Copy every line below that contains the word "elements".
== Material for this task
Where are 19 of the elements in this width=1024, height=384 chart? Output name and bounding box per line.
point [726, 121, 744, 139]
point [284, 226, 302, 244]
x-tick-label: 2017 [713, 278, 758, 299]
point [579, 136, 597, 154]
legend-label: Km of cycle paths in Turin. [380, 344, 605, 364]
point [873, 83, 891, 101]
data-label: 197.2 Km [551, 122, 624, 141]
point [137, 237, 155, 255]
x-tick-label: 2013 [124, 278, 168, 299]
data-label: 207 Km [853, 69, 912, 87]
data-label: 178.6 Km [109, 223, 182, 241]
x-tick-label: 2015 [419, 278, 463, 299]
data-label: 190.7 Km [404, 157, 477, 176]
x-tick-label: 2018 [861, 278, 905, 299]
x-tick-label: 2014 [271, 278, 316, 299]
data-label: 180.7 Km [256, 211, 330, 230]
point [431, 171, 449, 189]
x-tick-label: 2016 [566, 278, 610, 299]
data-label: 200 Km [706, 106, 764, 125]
====
== Material for this task
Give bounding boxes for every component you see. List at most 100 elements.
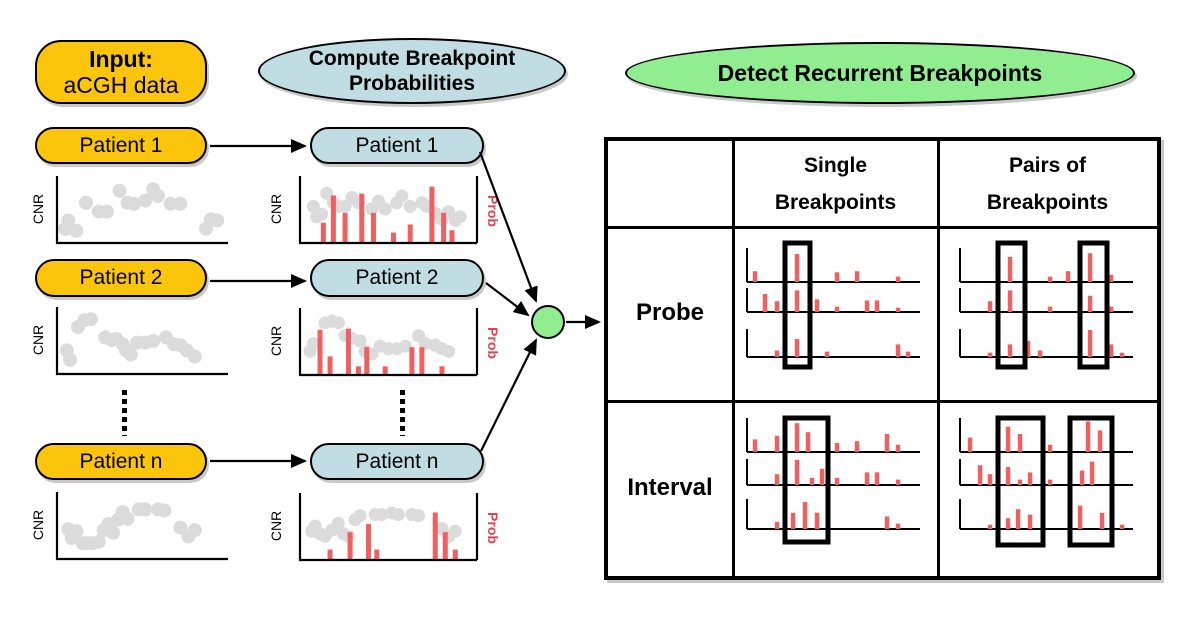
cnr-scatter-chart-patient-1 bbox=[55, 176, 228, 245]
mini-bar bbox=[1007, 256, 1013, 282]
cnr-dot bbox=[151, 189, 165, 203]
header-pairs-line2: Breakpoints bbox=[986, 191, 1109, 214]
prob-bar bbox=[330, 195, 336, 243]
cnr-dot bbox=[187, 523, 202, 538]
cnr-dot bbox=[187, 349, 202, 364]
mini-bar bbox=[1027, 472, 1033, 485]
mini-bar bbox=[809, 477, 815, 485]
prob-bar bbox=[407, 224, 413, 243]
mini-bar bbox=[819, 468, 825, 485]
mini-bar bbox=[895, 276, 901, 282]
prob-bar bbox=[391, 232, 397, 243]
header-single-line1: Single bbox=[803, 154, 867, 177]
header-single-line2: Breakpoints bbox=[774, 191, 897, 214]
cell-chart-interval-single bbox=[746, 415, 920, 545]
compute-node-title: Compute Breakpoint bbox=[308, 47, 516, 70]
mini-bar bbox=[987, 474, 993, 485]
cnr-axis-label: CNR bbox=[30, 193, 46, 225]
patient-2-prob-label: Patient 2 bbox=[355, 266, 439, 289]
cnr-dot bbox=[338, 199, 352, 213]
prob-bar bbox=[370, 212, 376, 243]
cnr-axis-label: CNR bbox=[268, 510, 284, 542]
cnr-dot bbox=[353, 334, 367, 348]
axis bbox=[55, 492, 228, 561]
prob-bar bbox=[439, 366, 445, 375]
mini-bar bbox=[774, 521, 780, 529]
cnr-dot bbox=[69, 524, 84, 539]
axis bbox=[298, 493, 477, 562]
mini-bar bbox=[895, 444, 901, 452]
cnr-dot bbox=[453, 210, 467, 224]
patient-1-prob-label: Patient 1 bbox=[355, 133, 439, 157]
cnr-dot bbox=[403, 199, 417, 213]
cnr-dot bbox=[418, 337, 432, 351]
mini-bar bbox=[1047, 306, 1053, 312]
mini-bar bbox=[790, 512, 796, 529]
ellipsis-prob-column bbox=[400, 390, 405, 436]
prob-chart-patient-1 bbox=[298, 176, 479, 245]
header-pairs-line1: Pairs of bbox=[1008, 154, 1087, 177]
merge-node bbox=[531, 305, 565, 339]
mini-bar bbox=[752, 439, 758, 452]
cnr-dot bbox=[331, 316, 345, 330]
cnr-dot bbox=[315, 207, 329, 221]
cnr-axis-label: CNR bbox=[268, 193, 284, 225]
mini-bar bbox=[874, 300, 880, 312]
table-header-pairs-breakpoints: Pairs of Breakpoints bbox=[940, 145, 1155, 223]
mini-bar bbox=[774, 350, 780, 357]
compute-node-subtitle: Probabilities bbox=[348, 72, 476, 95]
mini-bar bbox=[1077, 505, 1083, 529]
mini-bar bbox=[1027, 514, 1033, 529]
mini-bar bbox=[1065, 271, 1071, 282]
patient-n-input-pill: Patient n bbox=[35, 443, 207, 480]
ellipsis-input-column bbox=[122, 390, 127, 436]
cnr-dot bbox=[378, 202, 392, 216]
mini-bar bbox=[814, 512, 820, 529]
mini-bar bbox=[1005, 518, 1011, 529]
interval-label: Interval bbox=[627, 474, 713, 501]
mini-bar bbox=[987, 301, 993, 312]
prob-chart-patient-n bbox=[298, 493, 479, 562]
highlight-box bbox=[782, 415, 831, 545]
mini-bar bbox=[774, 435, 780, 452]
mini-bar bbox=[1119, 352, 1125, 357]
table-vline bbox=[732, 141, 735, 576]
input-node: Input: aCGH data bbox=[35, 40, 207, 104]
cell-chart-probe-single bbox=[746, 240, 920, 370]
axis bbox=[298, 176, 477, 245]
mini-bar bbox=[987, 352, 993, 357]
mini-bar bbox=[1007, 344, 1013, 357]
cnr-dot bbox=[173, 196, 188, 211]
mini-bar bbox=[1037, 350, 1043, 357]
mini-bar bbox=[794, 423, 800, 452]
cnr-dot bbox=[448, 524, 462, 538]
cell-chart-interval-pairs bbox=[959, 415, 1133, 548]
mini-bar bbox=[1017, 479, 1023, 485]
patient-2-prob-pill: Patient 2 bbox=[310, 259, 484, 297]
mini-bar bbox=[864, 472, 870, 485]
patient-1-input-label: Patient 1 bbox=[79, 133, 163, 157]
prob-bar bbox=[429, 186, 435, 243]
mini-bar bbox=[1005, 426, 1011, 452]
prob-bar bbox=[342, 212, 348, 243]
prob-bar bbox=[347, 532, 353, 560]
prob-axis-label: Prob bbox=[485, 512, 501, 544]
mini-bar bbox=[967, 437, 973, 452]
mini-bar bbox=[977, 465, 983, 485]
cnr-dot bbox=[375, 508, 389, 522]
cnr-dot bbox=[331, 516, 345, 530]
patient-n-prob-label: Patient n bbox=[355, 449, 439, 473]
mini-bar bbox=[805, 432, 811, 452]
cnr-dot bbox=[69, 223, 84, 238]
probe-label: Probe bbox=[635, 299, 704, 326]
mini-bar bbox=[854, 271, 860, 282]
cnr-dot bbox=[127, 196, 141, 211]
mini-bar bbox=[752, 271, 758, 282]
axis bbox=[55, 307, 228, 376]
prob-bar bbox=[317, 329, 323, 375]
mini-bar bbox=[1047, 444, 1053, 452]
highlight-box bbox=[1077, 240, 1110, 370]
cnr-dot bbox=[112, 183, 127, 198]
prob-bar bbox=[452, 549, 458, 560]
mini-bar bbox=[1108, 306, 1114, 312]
====
* **Right answer**:
Where are 19 of the elements in this width=1024, height=384 chart? Output name and bounding box per line.
Give bounding boxes for every component you see. List at most 100 elements.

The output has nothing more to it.